Skip to content

Sensor Correlation & Continuous Likelihood

The Area Occupancy Detection integration uses advanced statistical analysis to learn occupancy patterns from sensors. The system uses different analysis methods depending on sensor type:

  • Numeric Sensors (Temperature, Humidity, CO2, etc.): Use correlation analysis with Gaussian Probability Density Functions (PDFs) to calculate continuous, dynamic likelihoods based on exact sensor values.
  • Binary Sensors (Media Players, Appliances, Doors, Windows): Use duration-based analysis to calculate static probabilities from interval overlap durations.

Overview

While motion sensors directly indicate presence, other sensors often show correlation with occupancy. For example:

  • Numeric Sensors:
  • Temperature might rise when people are in a room.
  • CO2 levels often increase with occupancy.
  • Humidity might change when a shower is used.
  • Binary Sensors:
  • Media Players might be playing when occupied.
  • Appliances might be running when occupied.
  • Doors/Windows might be open more often when occupied.

The system analyses these patterns differently:

  • Numeric sensors use correlation analysis to learn statistical distributions and calculate dynamic likelihoods.
  • Binary sensors use duration-based analysis to calculate static probabilities directly from how long they're active during occupied vs. unoccupied periods.

How It Works

The system uses different analysis methods for numeric and binary sensors:

Numeric Sensors: Correlation Analysis

1. Correlation Check (Qualification)

Every hour as part of the analysis cycle, the system analyses the relationship between the sensor's value and the area's occupancy state using the Pearson correlation coefficient.

The system classifies correlations into different types based on their strength:

  • Strong Positive Correlation (≥ 0.4): Value increases significantly when occupied. Classified as strong_positive.
  • Strong Negative Correlation (≤ -0.4): Value decreases significantly when occupied. Classified as strong_negative.
  • Weak Positive Correlation (0.15 to 0.4): Value increases moderately when occupied. Classified as positive.
  • Weak Negative Correlation (-0.4 to -0.15): Value decreases moderately when occupied. Classified as negative.
  • No Correlation (< 0.15 absolute value): No meaningful pattern found. Classified as none with analysis_error: "no_correlation".

Thresholds:

  • Weak Correlation Threshold: 0.15 - Minimum correlation strength to be considered meaningful
  • Moderate Correlation Threshold: 0.4 - Minimum correlation strength for strong correlations

Both strong and weak correlations are used for occupancy detection using the same Gaussian PDF approach. Only correlations below the weak threshold (< 0.15) are rejected to prevent false positives from noise.

• • • •

▸ Stated task 1
In the sensor correlation article, how often does the correlation check for numeric sensors run?
▸ Stated task 2
Please write the next part of the sensor correlation article, picking up after its final sentence.

• • • •

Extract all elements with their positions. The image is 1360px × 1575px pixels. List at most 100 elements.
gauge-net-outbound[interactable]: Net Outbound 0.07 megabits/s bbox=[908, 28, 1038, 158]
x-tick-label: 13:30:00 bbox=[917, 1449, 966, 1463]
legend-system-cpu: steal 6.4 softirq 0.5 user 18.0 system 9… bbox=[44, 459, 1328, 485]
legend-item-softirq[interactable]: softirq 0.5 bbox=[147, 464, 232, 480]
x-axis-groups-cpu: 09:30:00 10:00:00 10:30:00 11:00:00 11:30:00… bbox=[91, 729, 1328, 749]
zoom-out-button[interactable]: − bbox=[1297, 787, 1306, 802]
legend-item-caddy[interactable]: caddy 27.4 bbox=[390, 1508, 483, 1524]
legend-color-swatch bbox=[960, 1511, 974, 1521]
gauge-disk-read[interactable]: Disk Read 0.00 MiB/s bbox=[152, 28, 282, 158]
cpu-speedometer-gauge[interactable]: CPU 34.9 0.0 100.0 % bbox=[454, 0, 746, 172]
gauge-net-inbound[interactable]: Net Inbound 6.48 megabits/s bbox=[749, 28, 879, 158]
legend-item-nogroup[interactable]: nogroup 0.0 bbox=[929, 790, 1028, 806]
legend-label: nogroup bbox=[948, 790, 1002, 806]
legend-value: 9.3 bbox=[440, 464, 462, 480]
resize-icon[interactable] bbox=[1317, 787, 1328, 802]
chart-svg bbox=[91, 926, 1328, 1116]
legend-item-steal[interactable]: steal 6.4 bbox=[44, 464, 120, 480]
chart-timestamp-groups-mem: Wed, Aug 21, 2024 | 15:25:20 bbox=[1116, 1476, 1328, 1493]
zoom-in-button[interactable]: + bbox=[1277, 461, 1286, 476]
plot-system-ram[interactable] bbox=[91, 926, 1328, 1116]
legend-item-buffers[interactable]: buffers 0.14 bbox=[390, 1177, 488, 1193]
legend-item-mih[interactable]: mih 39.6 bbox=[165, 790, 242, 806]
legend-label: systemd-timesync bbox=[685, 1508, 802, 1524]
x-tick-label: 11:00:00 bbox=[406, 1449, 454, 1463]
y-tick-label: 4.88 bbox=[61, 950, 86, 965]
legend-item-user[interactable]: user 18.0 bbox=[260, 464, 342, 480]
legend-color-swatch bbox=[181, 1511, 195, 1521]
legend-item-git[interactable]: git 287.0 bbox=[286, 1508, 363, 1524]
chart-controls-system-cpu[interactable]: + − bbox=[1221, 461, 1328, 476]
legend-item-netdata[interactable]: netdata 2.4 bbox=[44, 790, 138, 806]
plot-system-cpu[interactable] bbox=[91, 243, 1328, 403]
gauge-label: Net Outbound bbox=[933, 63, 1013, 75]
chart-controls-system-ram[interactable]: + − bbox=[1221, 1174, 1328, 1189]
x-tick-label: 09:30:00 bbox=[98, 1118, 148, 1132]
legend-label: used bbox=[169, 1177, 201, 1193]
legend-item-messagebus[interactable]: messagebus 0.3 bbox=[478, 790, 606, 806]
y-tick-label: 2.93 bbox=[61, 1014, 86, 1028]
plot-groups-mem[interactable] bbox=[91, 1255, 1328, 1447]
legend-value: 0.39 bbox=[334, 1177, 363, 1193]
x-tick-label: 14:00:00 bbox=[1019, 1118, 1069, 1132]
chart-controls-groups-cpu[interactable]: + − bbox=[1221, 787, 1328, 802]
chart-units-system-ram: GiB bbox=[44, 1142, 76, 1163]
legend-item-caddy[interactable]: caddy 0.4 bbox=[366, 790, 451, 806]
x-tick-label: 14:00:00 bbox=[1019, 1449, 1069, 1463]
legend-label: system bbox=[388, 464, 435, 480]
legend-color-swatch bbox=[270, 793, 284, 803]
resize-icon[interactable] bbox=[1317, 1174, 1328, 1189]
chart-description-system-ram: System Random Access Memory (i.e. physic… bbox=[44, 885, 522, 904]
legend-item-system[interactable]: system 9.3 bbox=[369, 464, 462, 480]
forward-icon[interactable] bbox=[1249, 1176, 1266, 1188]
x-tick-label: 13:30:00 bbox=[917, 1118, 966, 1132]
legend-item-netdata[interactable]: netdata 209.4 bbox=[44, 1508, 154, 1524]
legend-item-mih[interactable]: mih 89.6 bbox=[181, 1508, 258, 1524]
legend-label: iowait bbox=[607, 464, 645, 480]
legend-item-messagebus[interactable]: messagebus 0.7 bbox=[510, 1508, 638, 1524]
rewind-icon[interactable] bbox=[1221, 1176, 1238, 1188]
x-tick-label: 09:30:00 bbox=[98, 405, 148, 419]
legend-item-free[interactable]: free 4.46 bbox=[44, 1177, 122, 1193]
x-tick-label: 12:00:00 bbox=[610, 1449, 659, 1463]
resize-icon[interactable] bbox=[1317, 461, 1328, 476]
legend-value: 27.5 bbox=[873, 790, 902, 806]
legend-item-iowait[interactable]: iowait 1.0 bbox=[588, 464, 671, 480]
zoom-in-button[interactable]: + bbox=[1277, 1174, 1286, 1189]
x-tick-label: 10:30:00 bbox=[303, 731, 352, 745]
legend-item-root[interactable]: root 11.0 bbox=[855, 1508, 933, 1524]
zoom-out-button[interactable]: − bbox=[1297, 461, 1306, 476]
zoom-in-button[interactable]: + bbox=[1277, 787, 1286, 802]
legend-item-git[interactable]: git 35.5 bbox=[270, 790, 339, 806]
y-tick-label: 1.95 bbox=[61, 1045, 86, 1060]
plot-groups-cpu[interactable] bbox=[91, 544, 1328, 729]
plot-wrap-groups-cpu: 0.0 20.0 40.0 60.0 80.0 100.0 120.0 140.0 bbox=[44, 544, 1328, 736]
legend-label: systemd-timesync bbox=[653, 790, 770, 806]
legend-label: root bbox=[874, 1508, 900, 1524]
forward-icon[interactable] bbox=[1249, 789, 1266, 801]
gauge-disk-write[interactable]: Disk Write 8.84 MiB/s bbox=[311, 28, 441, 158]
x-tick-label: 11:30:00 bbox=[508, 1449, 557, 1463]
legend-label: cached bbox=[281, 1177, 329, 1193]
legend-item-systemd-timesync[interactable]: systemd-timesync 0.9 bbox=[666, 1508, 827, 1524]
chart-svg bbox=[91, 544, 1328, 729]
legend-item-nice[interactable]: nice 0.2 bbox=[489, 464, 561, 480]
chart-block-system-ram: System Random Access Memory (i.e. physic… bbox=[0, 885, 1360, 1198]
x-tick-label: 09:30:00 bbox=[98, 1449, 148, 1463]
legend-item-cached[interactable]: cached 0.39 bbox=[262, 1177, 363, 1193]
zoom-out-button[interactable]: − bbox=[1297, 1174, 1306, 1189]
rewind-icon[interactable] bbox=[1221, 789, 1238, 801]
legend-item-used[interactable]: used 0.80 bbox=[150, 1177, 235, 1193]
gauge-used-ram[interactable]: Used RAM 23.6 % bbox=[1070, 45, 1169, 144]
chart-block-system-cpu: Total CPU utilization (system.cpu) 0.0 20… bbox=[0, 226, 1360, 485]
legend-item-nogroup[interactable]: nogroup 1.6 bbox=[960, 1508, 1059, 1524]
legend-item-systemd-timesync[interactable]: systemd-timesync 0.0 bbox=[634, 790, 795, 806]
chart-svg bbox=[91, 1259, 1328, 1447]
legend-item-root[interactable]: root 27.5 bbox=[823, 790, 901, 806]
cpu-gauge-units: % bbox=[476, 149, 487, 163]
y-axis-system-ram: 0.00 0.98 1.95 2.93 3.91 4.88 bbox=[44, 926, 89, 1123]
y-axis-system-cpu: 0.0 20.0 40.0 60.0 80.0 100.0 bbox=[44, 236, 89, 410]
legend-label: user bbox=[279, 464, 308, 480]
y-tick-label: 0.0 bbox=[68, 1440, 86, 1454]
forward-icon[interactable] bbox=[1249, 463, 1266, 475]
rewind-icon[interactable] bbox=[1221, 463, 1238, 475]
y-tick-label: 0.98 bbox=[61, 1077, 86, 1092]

• • • •

▸ Final answer 1
Every hour, as part of the analysis cycle.

▸ Final answer 2
2. Learning Distributions

If a sensor qualifies, the system learns two statistical distributions:

  1. Occupied Distribution: \((\mu_{occ}, \sigma_{occ})\) - The pattern when the room is known to be occupied.
  2. Unoccupied Distribution: \((\mu_{unocc}, \sigma_{unocc})\) - The pattern when the room is known to be empty.

These parameters are stored in the Correlations database table.

3. Calculating Dynamic Likelihood

When the sensor reports a new value \(x\), the system calculates two probability densities using the Gaussian PDF formula:

\[ f(x) = \frac{1}{\sigma\sqrt{2\pi}} e^{-\frac{1}{2}(\frac{x-\mu}{\sigma})^2} \]
  1. \(P(x | Occupied)\): Likelihood of \(x\) given the "Occupied" distribution.
  2. \(P(x | Unoccupied)\): Likelihood of \(x\) given the "Unoccupied" distribution.

4. Bayesian Update

These densities are used directly in the Bayesian update formula.

  • If \(x\) is closer to the Occupied Mean, the likelihood ratio favors occupancy.
  • If \(x\) is closer to the Unoccupied Mean, it favors vacancy.
  • The strength of the evidence scales with how extreme the value is relative to the distributions.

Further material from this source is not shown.